**** PROVIDED RECORDS

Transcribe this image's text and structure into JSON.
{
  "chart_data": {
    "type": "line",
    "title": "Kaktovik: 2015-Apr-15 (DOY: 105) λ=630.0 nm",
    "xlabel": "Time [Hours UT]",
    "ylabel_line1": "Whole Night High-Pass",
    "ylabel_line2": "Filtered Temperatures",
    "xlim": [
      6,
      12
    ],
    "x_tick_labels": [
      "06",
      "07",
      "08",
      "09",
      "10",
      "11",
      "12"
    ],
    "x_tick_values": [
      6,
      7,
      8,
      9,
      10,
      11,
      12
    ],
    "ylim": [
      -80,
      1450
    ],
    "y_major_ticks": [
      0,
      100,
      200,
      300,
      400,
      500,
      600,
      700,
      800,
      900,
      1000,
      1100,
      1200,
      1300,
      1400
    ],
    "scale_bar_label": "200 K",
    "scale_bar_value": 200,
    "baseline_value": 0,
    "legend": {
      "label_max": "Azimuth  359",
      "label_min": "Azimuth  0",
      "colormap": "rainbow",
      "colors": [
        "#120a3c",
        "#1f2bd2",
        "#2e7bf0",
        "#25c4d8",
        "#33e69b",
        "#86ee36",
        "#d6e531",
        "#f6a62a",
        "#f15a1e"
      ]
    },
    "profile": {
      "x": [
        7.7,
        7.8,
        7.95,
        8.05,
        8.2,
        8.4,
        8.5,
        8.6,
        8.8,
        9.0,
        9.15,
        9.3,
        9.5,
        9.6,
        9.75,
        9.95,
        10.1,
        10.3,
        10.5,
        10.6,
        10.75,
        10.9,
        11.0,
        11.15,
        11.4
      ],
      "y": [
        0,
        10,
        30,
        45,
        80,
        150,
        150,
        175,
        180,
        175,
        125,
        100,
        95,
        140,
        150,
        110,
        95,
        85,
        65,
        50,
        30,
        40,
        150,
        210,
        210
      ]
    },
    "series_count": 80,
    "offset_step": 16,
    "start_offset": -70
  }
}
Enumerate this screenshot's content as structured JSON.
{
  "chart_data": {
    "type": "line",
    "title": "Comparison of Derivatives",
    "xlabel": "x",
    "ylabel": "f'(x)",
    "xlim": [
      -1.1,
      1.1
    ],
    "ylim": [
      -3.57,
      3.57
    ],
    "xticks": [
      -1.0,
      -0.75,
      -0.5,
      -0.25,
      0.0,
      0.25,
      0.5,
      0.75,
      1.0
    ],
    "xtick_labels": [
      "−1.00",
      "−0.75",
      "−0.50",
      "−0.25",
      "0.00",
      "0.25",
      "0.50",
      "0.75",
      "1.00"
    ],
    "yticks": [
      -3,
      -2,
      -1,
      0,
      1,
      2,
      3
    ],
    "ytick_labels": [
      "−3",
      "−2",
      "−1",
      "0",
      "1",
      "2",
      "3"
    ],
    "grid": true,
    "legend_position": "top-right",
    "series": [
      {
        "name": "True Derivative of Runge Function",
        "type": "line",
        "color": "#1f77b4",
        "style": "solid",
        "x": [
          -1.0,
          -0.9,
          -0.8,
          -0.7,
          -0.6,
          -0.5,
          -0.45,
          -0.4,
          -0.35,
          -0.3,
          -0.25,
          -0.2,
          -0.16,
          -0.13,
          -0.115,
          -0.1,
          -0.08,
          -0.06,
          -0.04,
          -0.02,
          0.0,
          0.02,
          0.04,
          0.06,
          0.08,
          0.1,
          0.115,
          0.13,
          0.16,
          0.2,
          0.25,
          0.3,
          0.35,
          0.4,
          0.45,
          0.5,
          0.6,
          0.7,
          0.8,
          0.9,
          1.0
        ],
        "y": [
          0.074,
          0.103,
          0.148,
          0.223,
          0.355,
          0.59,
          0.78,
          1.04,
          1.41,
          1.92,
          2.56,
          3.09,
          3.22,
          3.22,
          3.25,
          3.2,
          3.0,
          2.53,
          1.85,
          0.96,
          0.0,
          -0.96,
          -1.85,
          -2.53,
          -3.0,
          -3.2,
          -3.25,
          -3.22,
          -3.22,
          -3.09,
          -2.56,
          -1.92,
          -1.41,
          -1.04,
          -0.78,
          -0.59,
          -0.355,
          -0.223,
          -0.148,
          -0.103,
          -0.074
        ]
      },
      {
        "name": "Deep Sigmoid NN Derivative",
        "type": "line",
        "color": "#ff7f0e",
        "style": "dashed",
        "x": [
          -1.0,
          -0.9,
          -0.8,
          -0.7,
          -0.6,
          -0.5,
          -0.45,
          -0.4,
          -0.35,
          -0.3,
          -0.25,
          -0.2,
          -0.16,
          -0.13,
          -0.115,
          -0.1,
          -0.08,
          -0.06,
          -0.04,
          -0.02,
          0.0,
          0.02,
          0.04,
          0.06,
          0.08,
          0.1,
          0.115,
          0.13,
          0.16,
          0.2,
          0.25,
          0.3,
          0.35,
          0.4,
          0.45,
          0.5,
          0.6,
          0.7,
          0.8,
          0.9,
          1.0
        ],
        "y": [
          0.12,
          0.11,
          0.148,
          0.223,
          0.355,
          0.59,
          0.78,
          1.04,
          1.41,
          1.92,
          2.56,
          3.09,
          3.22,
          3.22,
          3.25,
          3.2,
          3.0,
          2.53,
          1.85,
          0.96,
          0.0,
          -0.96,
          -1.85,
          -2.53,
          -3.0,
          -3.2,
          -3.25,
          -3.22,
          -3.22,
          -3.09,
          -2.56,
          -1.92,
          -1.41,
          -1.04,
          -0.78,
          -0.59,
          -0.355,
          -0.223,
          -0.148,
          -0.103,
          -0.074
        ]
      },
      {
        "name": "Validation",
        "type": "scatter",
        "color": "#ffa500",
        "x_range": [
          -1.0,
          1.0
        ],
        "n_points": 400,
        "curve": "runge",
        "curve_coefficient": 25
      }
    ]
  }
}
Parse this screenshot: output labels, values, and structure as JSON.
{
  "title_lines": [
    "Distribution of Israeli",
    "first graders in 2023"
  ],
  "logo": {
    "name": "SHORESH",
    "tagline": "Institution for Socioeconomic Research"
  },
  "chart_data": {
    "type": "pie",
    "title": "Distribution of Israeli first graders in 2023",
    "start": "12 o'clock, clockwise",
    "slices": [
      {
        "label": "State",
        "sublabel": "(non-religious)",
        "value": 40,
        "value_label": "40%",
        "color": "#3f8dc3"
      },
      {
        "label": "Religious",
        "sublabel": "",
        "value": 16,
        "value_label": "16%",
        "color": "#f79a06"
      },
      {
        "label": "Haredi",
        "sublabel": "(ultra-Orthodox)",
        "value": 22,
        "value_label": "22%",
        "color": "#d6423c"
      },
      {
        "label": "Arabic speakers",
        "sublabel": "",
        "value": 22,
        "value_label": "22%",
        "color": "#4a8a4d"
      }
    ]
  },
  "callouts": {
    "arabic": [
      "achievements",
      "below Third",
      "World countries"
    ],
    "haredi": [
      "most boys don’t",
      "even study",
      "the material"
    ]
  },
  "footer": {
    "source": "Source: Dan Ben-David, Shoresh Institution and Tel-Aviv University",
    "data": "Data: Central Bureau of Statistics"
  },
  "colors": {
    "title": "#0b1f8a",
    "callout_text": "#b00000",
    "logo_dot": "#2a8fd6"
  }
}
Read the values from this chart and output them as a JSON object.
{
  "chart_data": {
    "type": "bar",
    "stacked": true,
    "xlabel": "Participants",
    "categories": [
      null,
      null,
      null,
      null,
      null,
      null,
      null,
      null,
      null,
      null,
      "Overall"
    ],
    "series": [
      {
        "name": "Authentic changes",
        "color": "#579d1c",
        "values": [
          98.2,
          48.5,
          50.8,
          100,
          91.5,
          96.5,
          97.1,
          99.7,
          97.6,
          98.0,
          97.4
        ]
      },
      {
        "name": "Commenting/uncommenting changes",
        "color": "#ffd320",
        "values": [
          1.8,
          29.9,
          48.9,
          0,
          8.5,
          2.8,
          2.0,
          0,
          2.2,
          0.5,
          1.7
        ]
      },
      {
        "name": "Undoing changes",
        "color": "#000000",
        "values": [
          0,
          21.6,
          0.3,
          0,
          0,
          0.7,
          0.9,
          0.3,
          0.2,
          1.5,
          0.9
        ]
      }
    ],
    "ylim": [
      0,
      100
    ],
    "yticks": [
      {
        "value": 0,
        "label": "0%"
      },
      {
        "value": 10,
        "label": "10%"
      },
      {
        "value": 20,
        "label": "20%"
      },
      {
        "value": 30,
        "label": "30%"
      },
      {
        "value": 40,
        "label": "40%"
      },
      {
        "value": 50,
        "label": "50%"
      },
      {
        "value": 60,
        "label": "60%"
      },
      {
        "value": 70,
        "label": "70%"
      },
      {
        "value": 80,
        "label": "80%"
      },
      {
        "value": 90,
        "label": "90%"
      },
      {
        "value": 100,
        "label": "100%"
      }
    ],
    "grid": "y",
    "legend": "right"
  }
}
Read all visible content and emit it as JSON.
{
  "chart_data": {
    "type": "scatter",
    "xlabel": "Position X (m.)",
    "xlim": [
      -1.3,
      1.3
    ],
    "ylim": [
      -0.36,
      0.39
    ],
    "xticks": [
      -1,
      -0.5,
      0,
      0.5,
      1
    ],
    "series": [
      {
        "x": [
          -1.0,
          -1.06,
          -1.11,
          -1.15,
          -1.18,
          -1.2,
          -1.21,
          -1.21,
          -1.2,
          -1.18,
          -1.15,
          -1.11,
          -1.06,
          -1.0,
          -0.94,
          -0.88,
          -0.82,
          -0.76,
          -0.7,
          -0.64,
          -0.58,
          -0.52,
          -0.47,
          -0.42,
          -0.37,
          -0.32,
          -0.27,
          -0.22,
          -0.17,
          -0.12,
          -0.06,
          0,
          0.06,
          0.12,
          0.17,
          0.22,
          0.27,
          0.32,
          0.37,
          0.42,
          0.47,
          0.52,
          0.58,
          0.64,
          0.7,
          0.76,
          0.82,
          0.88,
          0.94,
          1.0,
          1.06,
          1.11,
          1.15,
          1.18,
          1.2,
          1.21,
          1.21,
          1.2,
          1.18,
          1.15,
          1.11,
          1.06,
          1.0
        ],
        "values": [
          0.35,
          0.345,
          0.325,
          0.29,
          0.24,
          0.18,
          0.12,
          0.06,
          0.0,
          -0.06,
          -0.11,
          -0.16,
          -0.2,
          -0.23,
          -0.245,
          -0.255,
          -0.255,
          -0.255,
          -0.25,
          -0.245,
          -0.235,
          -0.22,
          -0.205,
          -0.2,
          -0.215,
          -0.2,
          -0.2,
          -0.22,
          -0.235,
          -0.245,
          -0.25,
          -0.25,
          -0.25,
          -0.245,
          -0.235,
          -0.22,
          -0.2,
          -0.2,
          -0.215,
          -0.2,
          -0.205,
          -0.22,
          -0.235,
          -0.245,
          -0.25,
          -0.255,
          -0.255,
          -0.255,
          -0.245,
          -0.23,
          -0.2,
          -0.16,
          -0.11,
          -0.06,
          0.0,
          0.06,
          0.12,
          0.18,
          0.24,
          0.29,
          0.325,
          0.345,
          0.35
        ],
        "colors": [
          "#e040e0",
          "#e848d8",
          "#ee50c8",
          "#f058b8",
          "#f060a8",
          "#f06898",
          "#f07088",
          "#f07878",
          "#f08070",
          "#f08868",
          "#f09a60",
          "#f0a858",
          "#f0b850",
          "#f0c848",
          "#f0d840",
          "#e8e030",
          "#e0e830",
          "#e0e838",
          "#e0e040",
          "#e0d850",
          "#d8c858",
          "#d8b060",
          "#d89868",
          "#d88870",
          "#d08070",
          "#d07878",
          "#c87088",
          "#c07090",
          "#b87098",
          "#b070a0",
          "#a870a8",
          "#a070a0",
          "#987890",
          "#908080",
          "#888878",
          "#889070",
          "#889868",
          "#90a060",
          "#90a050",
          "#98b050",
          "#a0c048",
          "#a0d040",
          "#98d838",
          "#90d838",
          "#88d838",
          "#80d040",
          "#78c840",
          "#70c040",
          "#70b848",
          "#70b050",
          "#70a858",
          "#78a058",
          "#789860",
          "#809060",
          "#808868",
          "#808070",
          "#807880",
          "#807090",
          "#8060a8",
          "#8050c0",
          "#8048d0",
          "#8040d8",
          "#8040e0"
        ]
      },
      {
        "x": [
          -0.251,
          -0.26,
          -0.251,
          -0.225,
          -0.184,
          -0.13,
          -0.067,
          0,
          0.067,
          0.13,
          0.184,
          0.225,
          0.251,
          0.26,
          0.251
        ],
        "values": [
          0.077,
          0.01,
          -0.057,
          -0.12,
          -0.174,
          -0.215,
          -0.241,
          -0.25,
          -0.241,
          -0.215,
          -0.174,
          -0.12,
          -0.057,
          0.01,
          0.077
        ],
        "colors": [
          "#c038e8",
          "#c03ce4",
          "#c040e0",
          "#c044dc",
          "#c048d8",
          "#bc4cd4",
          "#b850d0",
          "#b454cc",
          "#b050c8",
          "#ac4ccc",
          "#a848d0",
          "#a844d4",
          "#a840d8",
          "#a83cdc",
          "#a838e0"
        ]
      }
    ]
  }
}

********

__PROBLEM TO SOLVE__
The answer is a single number, the count of lines in the records that contain the string "JSON".

__IN RESPONSE__
5